— Instructions to follow —
Only the number is needed: how many lines of the records include "forward"?

>> begin Records

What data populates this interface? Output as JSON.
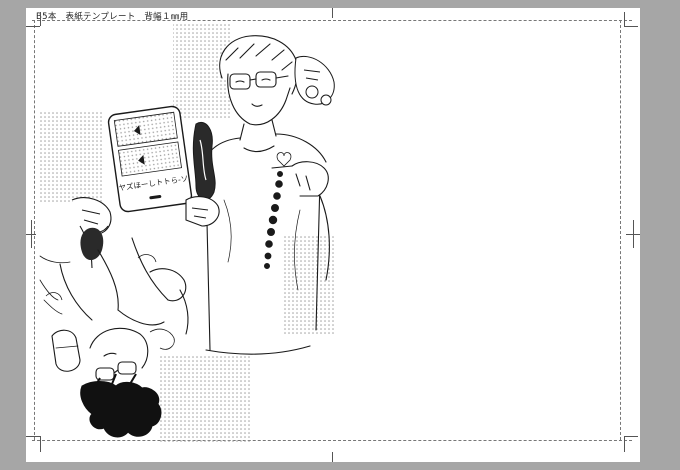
{
  "template": {
    "title": "B5本　表紙テンプレート　背幅１㎜用"
  },
  "colors": {
    "workspace": "#a6a6a6",
    "paper": "#ffffff",
    "ink": "#1a1a1a",
    "screentone": "#9a9a9a"
  },
  "artwork": {
    "phone_screen_text": "ヤズほーしトトら-ソ"
  }
}
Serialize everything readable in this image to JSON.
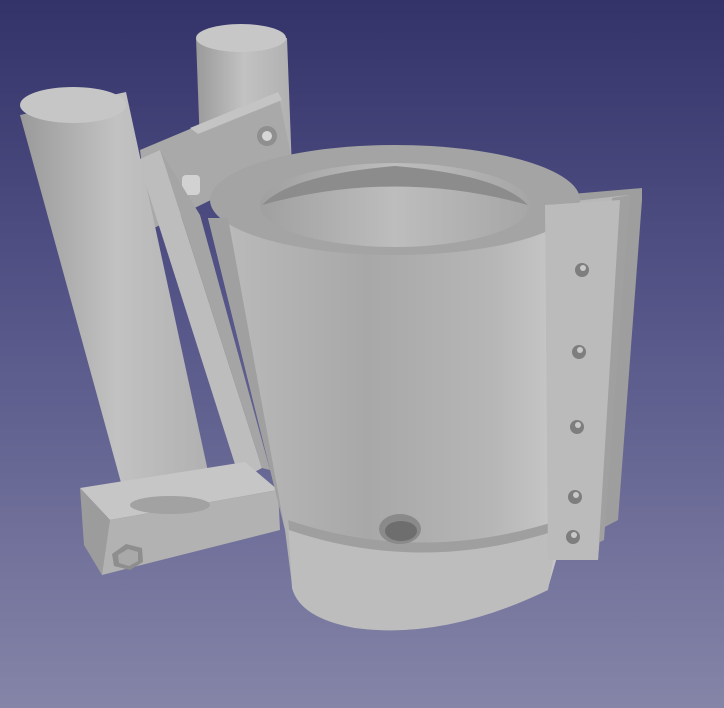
{
  "viewport": {
    "background_top": "#33336a",
    "background_bottom": "#8585a8",
    "model_color": "#b8b8b8"
  }
}
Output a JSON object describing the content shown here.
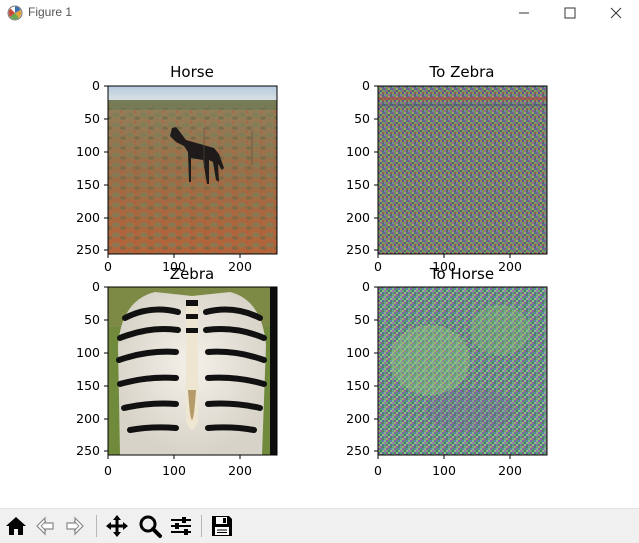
{
  "window": {
    "title": "Figure 1",
    "minimize_icon": "minimize-icon",
    "maximize_icon": "maximize-icon",
    "close_icon": "close-icon"
  },
  "axes": [
    {
      "id": "horse",
      "title": "Horse",
      "image": "photo of a dark horse standing in dry red-soil scrubland"
    },
    {
      "id": "to-zebra",
      "title": "To Zebra",
      "image": "noisy multicolor generated image"
    },
    {
      "id": "zebra",
      "title": "Zebra",
      "image": "photo of a zebra seen from behind on grass"
    },
    {
      "id": "to-horse",
      "title": "To Horse",
      "image": "noisy green-purple generated image"
    }
  ],
  "ticks": {
    "x": [
      "0",
      "100",
      "200"
    ],
    "y": [
      "0",
      "50",
      "100",
      "150",
      "200",
      "250"
    ]
  },
  "toolbar": {
    "buttons": [
      {
        "name": "home",
        "icon": "home-icon"
      },
      {
        "name": "back",
        "icon": "back-arrow-icon"
      },
      {
        "name": "forward",
        "icon": "forward-arrow-icon"
      },
      {
        "name": "pan",
        "icon": "move-icon"
      },
      {
        "name": "zoom",
        "icon": "zoom-icon"
      },
      {
        "name": "configure",
        "icon": "sliders-icon"
      },
      {
        "name": "save",
        "icon": "save-icon"
      }
    ]
  }
}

>> end Records

— Exercise answer —
2